■ **Records for the task**:

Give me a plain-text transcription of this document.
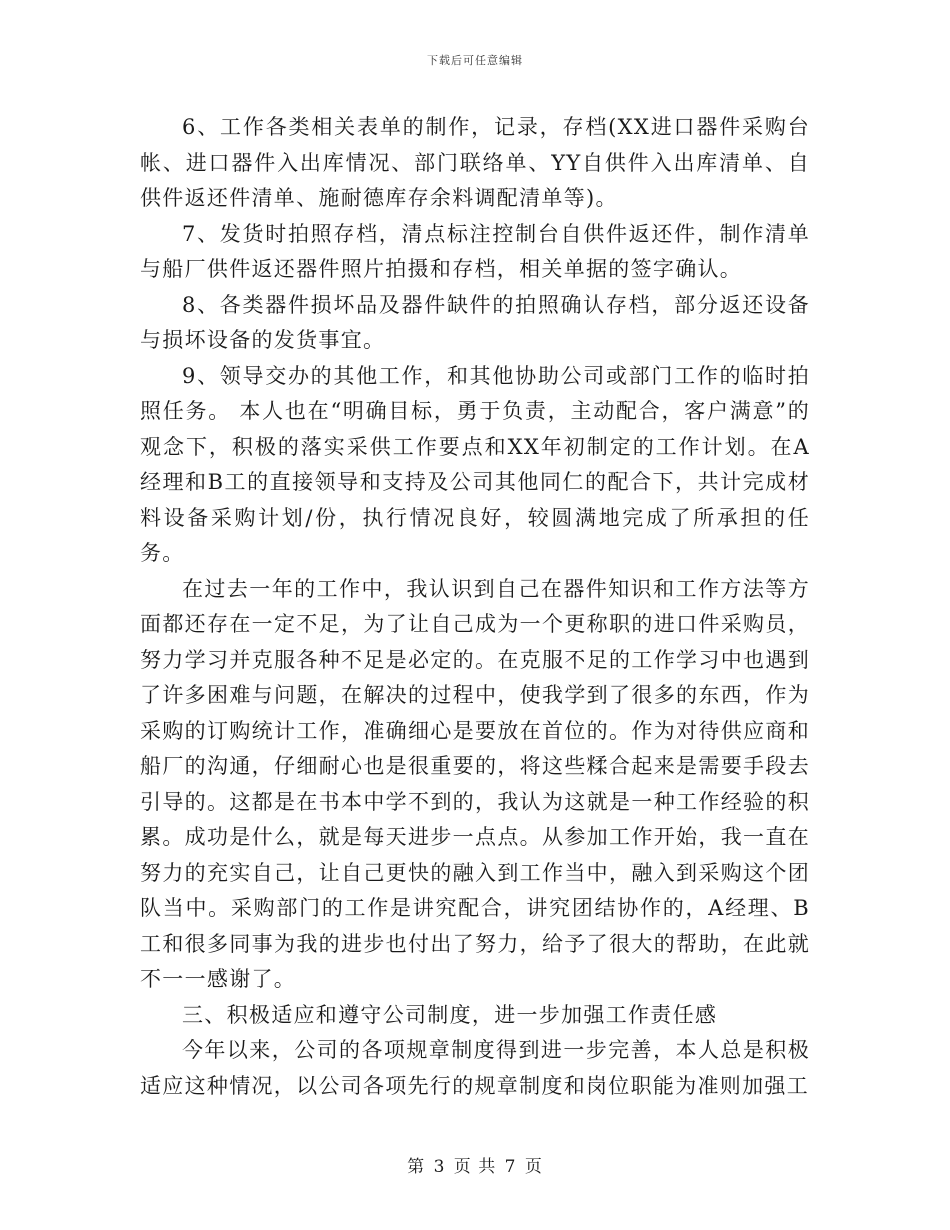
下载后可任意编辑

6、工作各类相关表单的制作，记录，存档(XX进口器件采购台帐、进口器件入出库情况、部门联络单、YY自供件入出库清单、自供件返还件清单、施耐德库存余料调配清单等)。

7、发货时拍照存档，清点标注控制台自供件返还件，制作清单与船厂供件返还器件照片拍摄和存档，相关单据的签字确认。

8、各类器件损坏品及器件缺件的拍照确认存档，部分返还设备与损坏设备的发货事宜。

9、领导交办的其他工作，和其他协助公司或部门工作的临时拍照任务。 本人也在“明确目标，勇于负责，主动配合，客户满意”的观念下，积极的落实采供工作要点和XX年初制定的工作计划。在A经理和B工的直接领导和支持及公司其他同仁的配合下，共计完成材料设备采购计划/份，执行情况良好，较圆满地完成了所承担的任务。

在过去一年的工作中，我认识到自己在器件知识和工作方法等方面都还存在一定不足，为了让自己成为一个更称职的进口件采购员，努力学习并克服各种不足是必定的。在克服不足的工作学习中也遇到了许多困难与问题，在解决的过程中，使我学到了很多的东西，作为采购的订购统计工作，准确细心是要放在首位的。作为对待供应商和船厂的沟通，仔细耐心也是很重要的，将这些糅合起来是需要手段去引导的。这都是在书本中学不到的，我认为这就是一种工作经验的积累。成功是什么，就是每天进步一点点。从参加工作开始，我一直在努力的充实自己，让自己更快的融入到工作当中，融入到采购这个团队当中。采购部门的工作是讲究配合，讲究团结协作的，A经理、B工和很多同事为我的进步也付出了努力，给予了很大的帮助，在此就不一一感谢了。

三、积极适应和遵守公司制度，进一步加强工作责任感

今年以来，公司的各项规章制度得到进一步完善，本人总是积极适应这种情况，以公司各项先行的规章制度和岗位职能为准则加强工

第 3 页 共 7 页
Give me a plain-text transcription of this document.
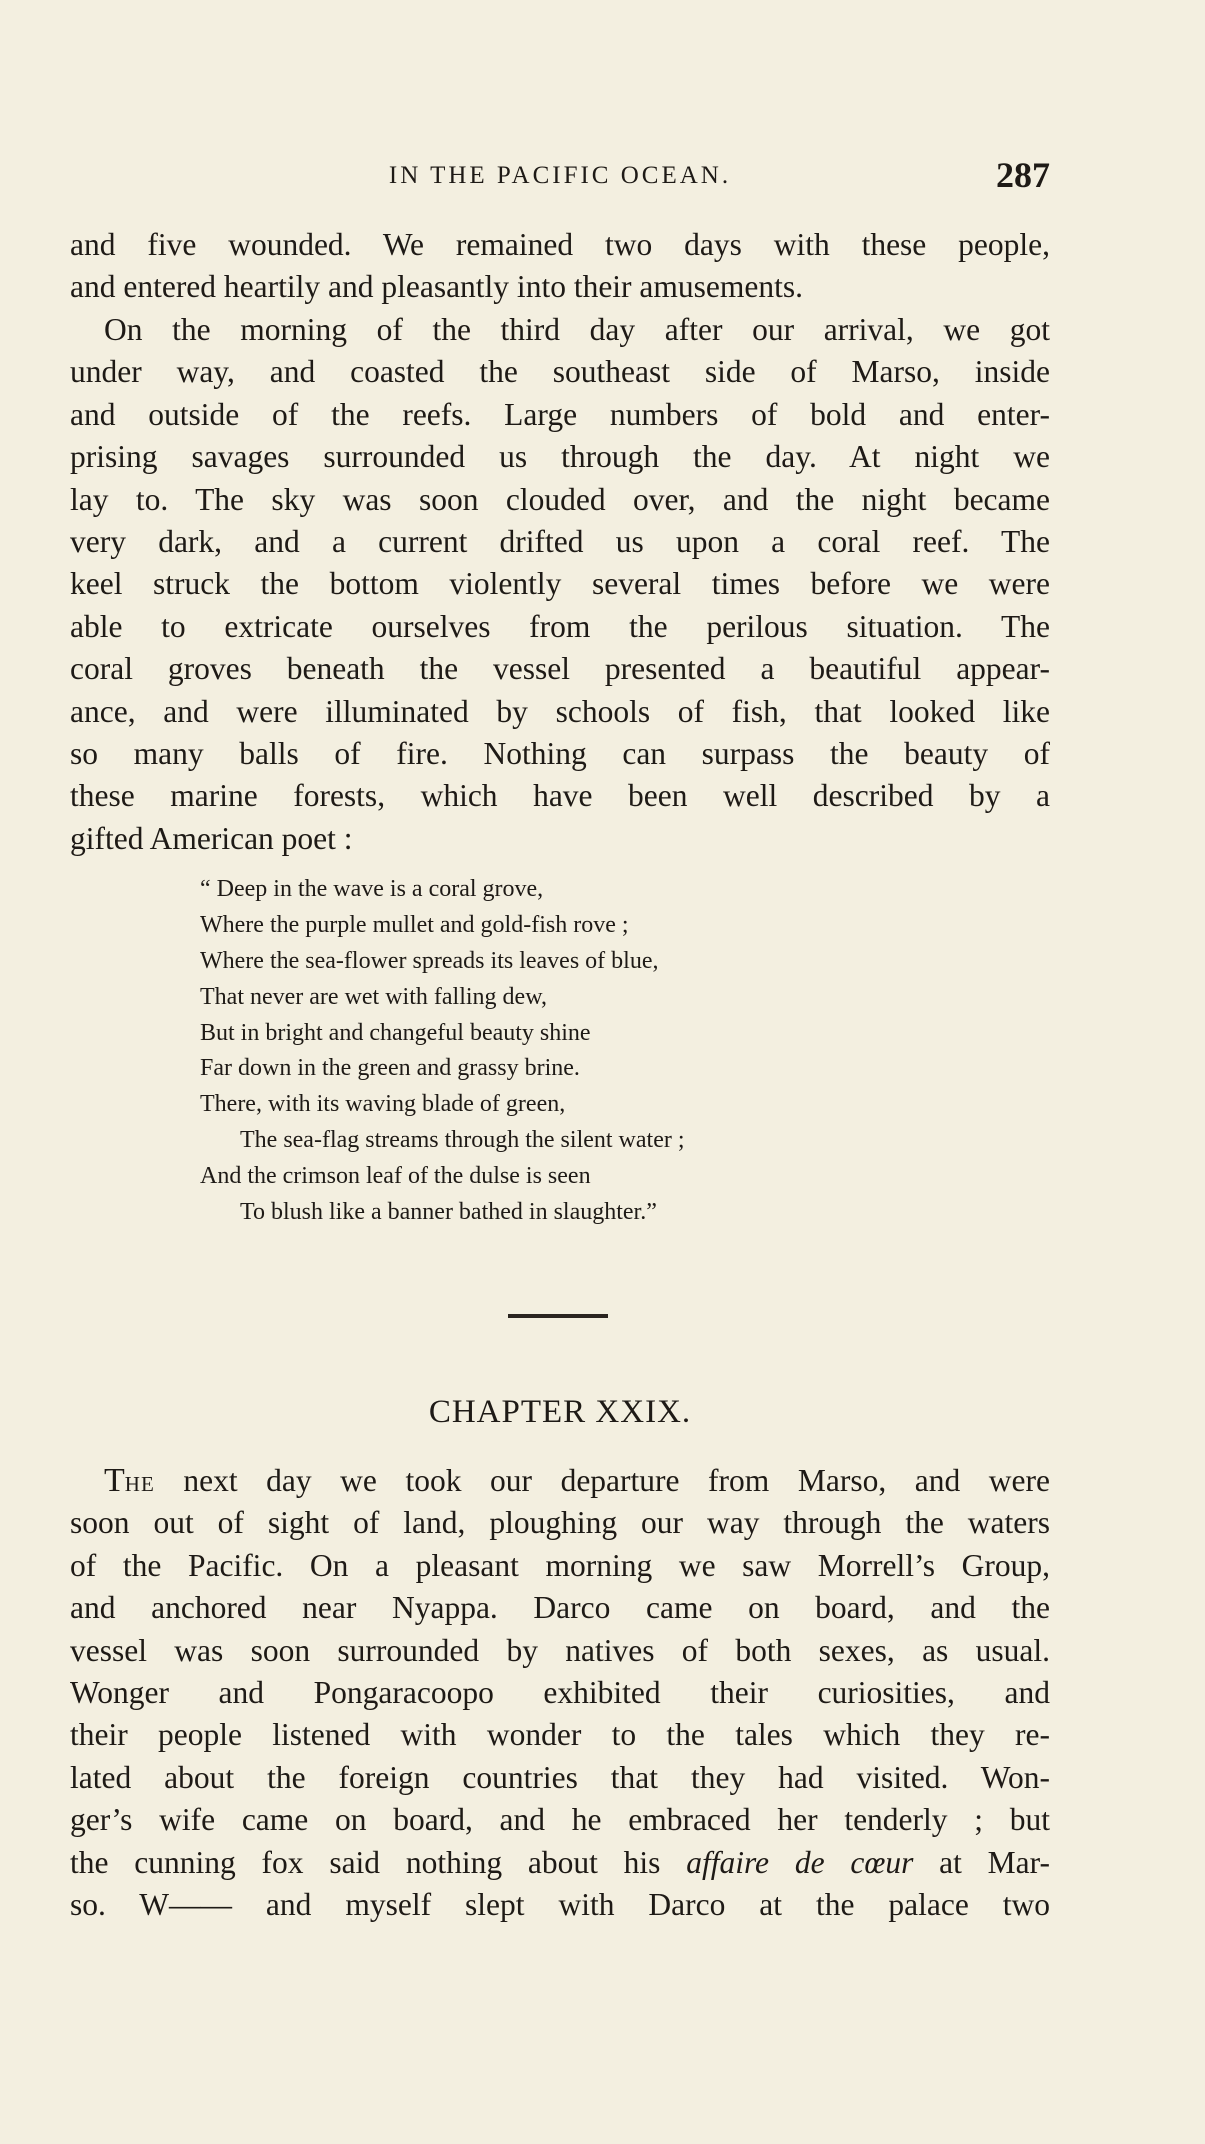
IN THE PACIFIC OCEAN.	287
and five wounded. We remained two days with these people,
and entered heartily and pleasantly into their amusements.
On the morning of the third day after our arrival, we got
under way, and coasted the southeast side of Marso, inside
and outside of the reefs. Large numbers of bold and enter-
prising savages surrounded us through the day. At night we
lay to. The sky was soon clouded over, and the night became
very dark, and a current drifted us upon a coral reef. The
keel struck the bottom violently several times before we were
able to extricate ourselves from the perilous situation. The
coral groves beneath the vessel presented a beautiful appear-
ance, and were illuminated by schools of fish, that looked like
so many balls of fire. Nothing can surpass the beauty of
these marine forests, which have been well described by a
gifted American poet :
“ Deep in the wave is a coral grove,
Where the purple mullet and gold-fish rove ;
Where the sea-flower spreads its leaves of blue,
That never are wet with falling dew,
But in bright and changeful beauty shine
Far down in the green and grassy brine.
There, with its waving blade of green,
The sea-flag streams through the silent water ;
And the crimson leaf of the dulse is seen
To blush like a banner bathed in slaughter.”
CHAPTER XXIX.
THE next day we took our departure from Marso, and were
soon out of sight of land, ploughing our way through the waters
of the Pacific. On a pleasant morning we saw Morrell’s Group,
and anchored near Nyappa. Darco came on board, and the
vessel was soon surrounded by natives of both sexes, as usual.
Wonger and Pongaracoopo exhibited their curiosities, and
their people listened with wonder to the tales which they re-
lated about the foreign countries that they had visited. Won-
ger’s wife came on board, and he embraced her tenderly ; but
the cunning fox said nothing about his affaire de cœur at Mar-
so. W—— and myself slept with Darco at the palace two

■ **What is being asked**: Consider the entries above and return each line with the string "fish".

■ **Solution**:
ance, and were illuminated by schools of fish, that looked like
Where the purple mullet and gold-fish rove ;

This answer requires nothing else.